• **Exercise prompt**: Find the string "JSON" in the listing and report every line that has it.

* Start *

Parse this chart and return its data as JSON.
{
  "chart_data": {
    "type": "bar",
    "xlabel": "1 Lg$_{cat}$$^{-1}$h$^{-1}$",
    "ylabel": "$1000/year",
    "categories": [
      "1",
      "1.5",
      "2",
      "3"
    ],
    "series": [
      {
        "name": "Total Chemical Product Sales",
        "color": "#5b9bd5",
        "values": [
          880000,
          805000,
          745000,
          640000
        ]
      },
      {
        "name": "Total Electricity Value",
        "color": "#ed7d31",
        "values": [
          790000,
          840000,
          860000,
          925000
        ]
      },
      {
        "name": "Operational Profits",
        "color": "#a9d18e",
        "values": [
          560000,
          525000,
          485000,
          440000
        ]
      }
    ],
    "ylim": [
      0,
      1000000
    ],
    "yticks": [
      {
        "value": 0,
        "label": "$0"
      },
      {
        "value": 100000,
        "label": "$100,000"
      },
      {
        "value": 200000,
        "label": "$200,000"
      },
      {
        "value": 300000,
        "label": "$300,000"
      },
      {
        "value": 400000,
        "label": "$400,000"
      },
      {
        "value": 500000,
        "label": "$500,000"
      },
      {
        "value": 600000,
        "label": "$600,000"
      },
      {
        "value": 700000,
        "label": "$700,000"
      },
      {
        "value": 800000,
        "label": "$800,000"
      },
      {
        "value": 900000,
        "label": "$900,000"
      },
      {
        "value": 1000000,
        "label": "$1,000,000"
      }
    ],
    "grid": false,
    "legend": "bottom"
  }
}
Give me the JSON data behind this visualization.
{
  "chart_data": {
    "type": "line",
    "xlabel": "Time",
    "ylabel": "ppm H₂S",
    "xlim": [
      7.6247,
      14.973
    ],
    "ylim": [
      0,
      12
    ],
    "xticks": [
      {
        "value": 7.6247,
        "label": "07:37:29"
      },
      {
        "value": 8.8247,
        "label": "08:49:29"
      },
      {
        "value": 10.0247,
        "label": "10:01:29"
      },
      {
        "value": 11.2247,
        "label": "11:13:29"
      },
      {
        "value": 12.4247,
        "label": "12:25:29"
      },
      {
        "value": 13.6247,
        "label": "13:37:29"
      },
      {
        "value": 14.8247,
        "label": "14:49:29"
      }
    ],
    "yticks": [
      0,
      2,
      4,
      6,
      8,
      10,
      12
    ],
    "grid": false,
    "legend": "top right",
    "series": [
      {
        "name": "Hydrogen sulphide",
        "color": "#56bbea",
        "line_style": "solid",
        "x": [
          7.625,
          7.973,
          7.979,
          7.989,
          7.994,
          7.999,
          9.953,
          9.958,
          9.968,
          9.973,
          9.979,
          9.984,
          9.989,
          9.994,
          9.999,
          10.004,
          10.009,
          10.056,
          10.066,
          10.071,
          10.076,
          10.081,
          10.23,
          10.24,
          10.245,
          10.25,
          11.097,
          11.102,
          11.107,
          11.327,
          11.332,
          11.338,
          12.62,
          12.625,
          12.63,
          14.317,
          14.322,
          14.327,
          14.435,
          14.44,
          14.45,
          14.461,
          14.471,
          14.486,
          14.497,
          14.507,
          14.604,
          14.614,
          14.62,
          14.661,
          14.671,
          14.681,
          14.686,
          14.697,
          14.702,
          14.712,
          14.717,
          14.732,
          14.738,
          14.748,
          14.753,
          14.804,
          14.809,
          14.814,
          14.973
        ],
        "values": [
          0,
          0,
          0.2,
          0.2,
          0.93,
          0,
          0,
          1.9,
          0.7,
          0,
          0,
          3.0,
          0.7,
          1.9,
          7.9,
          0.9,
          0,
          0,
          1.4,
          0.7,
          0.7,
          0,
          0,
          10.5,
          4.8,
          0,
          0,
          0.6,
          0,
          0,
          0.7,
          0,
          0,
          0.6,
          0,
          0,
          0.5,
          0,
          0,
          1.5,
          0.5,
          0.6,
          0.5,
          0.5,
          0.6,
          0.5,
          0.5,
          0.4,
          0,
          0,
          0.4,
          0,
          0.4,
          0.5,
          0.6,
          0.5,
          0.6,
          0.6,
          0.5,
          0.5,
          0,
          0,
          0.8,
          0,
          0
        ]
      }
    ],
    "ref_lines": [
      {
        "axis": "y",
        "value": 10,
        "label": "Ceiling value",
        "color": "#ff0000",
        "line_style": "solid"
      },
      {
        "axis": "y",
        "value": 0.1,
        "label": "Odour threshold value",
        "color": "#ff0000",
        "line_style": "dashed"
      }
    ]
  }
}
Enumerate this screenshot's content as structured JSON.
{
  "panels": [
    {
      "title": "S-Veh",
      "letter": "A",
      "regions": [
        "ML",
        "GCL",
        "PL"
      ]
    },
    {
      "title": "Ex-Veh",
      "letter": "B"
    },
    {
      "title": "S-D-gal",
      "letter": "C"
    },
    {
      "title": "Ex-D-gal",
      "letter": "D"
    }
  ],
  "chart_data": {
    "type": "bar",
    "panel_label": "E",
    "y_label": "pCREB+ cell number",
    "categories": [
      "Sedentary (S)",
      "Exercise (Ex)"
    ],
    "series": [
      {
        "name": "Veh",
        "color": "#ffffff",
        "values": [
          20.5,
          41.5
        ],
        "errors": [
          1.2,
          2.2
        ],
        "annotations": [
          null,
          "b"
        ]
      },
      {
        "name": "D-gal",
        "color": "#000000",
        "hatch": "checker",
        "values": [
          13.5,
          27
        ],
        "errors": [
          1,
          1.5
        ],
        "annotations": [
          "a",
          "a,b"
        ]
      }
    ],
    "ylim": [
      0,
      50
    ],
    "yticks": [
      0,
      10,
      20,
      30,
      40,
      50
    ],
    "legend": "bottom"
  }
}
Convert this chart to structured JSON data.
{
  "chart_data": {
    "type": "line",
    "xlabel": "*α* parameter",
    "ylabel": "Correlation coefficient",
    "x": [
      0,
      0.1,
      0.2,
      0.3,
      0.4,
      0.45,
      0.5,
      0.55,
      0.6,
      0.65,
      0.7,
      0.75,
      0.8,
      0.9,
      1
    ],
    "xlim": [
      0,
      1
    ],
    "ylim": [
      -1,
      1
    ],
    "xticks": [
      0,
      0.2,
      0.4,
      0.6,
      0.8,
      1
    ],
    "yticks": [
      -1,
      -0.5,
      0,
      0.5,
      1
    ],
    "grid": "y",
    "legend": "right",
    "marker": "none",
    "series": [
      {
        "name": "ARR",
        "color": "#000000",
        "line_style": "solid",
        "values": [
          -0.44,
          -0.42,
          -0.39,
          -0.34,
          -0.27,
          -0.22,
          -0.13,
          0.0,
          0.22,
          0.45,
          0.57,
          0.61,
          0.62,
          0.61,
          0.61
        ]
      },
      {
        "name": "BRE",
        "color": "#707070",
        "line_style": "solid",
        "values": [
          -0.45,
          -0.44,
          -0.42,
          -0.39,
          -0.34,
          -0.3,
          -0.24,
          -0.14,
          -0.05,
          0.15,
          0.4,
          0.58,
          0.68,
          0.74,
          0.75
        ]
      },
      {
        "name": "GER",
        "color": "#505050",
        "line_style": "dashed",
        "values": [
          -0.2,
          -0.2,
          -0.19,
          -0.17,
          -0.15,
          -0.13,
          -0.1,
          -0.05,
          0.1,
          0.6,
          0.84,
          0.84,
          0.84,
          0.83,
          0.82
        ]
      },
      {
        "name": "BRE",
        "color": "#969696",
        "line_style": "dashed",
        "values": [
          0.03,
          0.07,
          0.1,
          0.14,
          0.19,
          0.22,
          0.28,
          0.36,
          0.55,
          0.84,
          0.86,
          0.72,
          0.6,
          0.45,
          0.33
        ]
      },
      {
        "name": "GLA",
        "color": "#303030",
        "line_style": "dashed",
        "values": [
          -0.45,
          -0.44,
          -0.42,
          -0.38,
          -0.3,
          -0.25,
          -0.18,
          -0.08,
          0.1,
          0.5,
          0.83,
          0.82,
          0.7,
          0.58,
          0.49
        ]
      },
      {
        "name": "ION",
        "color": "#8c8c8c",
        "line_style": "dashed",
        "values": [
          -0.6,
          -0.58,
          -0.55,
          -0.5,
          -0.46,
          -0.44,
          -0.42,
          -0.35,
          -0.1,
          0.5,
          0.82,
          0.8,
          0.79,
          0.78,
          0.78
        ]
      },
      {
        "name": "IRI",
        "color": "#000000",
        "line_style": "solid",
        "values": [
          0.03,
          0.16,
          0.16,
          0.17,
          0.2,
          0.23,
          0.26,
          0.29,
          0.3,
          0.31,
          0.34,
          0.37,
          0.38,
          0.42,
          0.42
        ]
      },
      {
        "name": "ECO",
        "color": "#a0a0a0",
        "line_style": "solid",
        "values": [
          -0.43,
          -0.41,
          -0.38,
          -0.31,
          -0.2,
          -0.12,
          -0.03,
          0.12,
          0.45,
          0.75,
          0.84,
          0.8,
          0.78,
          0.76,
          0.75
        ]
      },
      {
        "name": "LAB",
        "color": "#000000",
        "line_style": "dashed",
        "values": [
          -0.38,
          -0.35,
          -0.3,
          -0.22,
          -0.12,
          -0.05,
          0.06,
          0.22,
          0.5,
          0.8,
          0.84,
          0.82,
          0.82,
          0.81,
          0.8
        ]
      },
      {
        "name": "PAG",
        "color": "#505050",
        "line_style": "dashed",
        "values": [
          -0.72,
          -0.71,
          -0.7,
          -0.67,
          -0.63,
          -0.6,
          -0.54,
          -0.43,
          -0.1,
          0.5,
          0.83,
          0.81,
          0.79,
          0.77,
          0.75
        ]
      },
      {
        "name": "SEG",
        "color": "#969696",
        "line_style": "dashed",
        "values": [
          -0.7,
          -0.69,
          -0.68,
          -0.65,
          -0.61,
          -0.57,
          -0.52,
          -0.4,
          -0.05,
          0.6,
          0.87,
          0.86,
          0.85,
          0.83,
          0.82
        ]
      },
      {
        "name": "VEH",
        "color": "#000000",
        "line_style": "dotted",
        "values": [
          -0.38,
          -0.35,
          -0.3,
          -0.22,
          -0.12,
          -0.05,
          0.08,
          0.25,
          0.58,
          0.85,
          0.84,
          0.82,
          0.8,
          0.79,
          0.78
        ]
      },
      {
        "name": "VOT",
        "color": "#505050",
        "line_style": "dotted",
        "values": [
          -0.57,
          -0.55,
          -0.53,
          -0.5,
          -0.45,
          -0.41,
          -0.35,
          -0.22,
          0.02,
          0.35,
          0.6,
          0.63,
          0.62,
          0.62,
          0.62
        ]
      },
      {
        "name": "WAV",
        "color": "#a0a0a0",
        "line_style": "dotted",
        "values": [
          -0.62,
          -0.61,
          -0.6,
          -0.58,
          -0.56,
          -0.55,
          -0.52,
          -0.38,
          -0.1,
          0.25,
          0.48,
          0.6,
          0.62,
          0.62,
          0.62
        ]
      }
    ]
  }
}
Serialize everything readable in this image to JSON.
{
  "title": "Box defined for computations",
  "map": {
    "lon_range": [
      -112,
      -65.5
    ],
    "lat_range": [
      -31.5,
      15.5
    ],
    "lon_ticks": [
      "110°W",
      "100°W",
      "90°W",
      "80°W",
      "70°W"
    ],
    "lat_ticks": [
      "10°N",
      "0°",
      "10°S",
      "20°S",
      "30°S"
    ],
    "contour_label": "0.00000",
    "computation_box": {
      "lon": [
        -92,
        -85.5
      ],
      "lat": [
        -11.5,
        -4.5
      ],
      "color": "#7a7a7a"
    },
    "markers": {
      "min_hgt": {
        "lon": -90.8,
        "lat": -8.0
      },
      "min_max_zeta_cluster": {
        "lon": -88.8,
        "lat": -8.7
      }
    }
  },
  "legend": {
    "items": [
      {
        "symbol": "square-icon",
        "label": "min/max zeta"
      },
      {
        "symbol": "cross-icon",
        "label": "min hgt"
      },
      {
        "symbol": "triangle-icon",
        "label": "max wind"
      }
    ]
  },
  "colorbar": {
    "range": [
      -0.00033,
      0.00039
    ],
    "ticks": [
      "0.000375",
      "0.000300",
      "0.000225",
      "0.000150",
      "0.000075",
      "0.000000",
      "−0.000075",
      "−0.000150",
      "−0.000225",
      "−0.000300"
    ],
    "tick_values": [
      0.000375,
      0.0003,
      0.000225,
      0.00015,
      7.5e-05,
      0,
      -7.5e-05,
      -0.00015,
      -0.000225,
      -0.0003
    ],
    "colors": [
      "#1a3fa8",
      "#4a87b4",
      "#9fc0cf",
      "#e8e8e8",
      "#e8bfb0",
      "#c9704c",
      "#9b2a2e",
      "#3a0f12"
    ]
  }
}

* End *

• **Solution to this task**:
Parse this chart and return its data as JSON.
Give me the JSON data behind this visualization.
Enumerate this screenshot's content as structured JSON.
Convert this chart to structured JSON data.
Serialize everything readable in this image to JSON.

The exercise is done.